:: Records supplied ::

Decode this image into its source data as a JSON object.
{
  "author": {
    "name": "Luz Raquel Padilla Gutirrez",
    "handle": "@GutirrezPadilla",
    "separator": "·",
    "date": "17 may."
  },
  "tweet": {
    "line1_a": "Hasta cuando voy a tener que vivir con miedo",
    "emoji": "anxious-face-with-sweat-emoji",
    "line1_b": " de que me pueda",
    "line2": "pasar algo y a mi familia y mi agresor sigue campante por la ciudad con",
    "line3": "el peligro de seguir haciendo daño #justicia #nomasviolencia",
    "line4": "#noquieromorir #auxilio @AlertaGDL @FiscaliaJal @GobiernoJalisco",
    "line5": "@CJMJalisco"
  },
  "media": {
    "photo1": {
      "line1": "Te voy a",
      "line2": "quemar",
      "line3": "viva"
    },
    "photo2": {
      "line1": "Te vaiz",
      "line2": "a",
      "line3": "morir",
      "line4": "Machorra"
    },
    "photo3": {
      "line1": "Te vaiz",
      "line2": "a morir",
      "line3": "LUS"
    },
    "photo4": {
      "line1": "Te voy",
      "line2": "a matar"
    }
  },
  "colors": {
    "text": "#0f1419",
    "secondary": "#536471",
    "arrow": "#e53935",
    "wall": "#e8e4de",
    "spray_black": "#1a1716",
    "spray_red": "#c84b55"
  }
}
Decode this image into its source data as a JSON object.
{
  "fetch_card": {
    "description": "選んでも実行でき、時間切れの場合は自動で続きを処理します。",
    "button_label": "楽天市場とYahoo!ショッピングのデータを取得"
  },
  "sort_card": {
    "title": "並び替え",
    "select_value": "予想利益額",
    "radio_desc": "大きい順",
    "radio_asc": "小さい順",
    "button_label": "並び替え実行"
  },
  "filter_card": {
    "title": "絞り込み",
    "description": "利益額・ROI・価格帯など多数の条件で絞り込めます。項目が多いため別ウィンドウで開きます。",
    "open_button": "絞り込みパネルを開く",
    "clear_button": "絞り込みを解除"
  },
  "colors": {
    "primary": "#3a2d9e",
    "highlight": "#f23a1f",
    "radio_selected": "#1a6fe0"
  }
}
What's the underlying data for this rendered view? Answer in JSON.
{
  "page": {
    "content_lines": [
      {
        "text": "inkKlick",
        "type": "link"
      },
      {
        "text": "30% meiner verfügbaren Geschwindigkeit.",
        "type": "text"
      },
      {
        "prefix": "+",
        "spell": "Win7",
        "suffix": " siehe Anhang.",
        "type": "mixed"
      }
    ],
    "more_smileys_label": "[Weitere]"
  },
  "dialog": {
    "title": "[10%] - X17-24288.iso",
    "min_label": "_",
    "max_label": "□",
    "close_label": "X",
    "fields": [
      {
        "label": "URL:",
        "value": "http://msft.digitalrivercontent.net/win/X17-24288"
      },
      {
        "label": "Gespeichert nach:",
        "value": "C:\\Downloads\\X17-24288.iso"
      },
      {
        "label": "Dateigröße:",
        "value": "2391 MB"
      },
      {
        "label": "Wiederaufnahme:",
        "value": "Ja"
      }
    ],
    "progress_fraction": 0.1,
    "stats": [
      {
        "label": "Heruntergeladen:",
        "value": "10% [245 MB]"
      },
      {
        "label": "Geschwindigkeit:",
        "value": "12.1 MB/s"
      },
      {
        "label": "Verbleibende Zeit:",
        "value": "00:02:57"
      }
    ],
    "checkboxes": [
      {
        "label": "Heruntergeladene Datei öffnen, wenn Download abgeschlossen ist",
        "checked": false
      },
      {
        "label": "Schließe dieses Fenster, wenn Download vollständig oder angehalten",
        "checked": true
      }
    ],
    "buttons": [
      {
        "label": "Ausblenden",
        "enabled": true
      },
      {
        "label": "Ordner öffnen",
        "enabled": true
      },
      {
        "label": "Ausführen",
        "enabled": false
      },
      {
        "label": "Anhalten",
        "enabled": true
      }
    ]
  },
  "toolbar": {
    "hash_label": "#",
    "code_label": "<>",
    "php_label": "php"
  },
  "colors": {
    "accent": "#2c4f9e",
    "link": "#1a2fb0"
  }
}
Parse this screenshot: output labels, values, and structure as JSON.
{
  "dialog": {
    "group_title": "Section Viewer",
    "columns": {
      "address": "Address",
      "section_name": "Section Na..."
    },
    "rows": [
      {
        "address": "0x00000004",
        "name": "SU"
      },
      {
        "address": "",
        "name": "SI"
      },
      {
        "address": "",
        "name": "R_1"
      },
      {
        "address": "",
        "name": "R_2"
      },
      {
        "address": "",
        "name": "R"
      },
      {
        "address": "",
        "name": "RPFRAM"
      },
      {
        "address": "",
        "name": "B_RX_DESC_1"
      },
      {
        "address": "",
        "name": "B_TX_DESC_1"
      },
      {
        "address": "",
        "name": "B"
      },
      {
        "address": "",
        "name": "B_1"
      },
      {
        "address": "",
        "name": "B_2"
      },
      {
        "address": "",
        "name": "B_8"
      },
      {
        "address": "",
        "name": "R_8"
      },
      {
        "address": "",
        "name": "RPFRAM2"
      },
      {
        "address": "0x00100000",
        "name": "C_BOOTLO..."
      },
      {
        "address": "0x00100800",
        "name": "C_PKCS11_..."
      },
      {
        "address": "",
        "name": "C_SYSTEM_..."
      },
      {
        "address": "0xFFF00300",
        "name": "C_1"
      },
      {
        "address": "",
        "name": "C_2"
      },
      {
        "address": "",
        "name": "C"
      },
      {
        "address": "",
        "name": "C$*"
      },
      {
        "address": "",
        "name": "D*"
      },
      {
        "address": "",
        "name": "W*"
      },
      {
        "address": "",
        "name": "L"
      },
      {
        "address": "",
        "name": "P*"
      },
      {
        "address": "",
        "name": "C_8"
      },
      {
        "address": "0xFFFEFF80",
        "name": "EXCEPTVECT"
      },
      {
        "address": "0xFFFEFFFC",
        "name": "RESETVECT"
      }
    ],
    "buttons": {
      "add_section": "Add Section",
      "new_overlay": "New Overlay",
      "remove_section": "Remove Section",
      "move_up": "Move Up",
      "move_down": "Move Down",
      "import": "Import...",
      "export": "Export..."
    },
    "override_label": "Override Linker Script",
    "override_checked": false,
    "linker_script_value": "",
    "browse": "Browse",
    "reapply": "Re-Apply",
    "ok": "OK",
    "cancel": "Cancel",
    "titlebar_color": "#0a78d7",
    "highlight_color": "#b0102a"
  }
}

:: Task requirements ::
Repeat all entries. Match them exactly.

:: Answer ::
Decode this image into its source data as a JSON object.
{
  "author": {
    "name": "Luz Raquel Padilla Gutirrez",
    "handle": "@GutirrezPadilla",
    "separator": "·",
    "date": "17 may."
  },
  "tweet": {
    "line1_a": "Hasta cuando voy a tener que vivir con miedo",
    "emoji": "anxious-face-with-sweat-emoji",
    "line1_b": " de que me pueda",
    "line2": "pasar algo y a mi familia y mi agresor sigue campante por la ciudad con",
    "line3": "el peligro de seguir haciendo daño #justicia #nomasviolencia",
    "line4": "#noquieromorir #auxilio @AlertaGDL @FiscaliaJal @GobiernoJalisco",
    "line5": "@CJMJalisco"
  },
  "media": {
    "photo1": {
      "line1": "Te voy a",
      "line2": "quemar",
      "line3": "viva"
    },
    "photo2": {
      "line1": "Te vaiz",
      "line2": "a",
      "line3": "morir",
      "line4": "Machorra"
    },
    "photo3": {
      "line1": "Te vaiz",
      "line2": "a morir",
      "line3": "LUS"
    },
    "photo4": {
      "line1": "Te voy",
      "line2": "a matar"
    }
  },
  "colors": {
    "text": "#0f1419",
    "secondary": "#536471",
    "arrow": "#e53935",
    "wall": "#e8e4de",
    "spray_black": "#1a1716",
    "spray_red": "#c84b55"
  }
}
Decode this image into its source data as a JSON object.
{
  "fetch_card": {
    "description": "選んでも実行でき、時間切れの場合は自動で続きを処理します。",
    "button_label": "楽天市場とYahoo!ショッピングのデータを取得"
  },
  "sort_card": {
    "title": "並び替え",
    "select_value": "予想利益額",
    "radio_desc": "大きい順",
    "radio_asc": "小さい順",
    "button_label": "並び替え実行"
  },
  "filter_card": {
    "title": "絞り込み",
    "description": "利益額・ROI・価格帯など多数の条件で絞り込めます。項目が多いため別ウィンドウで開きます。",
    "open_button": "絞り込みパネルを開く",
    "clear_button": "絞り込みを解除"
  },
  "colors": {
    "primary": "#3a2d9e",
    "highlight": "#f23a1f",
    "radio_selected": "#1a6fe0"
  }
}
What's the underlying data for this rendered view? Answer in JSON.
{
  "page": {
    "content_lines": [
      {
        "text": "inkKlick",
        "type": "link"
      },
      {
        "text": "30% meiner verfügbaren Geschwindigkeit.",
        "type": "text"
      },
      {
        "prefix": "+",
        "spell": "Win7",
        "suffix": " siehe Anhang.",
        "type": "mixed"
      }
    ],
    "more_smileys_label": "[Weitere]"
  },
  "dialog": {
    "title": "[10%] - X17-24288.iso",
    "min_label": "_",
    "max_label": "□",
    "close_label": "X",
    "fields": [
      {
        "label": "URL:",
        "value": "http://msft.digitalrivercontent.net/win/X17-24288"
      },
      {
        "label": "Gespeichert nach:",
        "value": "C:\\Downloads\\X17-24288.iso"
      },
      {
        "label": "Dateigröße:",
        "value": "2391 MB"
      },
      {
        "label": "Wiederaufnahme:",
        "value": "Ja"
      }
    ],
    "progress_fraction": 0.1,
    "stats": [
      {
        "label": "Heruntergeladen:",
        "value": "10% [245 MB]"
      },
      {
        "label": "Geschwindigkeit:",
        "value": "12.1 MB/s"
      },
      {
        "label": "Verbleibende Zeit:",
        "value": "00:02:57"
      }
    ],
    "checkboxes": [
      {
        "label": "Heruntergeladene Datei öffnen, wenn Download abgeschlossen ist",
        "checked": false
      },
      {
        "label": "Schließe dieses Fenster, wenn Download vollständig oder angehalten",
        "checked": true
      }
    ],
    "buttons": [
      {
        "label": "Ausblenden",
        "enabled": true
      },
      {
        "label": "Ordner öffnen",
        "enabled": true
      },
      {
        "label": "Ausführen",
        "enabled": false
      },
      {
        "label": "Anhalten",
        "enabled": true
      }
    ]
  },
  "toolbar": {
    "hash_label": "#",
    "code_label": "<>",
    "php_label": "php"
  },
  "colors": {
    "accent": "#2c4f9e",
    "link": "#1a2fb0"
  }
}
Parse this screenshot: output labels, values, and structure as JSON.
{
  "dialog": {
    "group_title": "Section Viewer",
    "columns": {
      "address": "Address",
      "section_name": "Section Na..."
    },
    "rows": [
      {
        "address": "0x00000004",
        "name": "SU"
      },
      {
        "address": "",
        "name": "SI"
      },
      {
        "address": "",
        "name": "R_1"
      },
      {
        "address": "",
        "name": "R_2"
      },
      {
        "address": "",
        "name": "R"
      },
      {
        "address": "",
        "name": "RPFRAM"
      },
      {
        "address": "",
        "name": "B_RX_DESC_1"
      },
      {
        "address": "",
        "name": "B_TX_DESC_1"
      },
      {
        "address": "",
        "name": "B"
      },
      {
        "address": "",
        "name": "B_1"
      },
      {
        "address": "",
        "name": "B_2"
      },
      {
        "address": "",
        "name": "B_8"
      },
      {
        "address": "",
        "name": "R_8"
      },
      {
        "address": "",
        "name": "RPFRAM2"
      },
      {
        "address": "0x00100000",
        "name": "C_BOOTLO..."
      },
      {
        "address": "0x00100800",
        "name": "C_PKCS11_..."
      },
      {
        "address": "",
        "name": "C_SYSTEM_..."
      },
      {
        "address": "0xFFF00300",
        "name": "C_1"
      },
      {
        "address": "",
        "name": "C_2"
      },
      {
        "address": "",
        "name": "C"
      },
      {
        "address": "",
        "name": "C$*"
      },
      {
        "address": "",
        "name": "D*"
      },
      {
        "address": "",
        "name": "W*"
      },
      {
        "address": "",
        "name": "L"
      },
      {
        "address": "",
        "name": "P*"
      },
      {
        "address": "",
        "name": "C_8"
      },
      {
        "address": "0xFFFEFF80",
        "name": "EXCEPTVECT"
      },
      {
        "address": "0xFFFEFFFC",
        "name": "RESETVECT"
      }
    ],
    "buttons": {
      "add_section": "Add Section",
      "new_overlay": "New Overlay",
      "remove_section": "Remove Section",
      "move_up": "Move Up",
      "move_down": "Move Down",
      "import": "Import...",
      "export": "Export..."
    },
    "override_label": "Override Linker Script",
    "override_checked": false,
    "linker_script_value": "",
    "browse": "Browse",
    "reapply": "Re-Apply",
    "ok": "OK",
    "cancel": "Cancel",
    "titlebar_color": "#0a78d7",
    "highlight_color": "#b0102a"
  }
}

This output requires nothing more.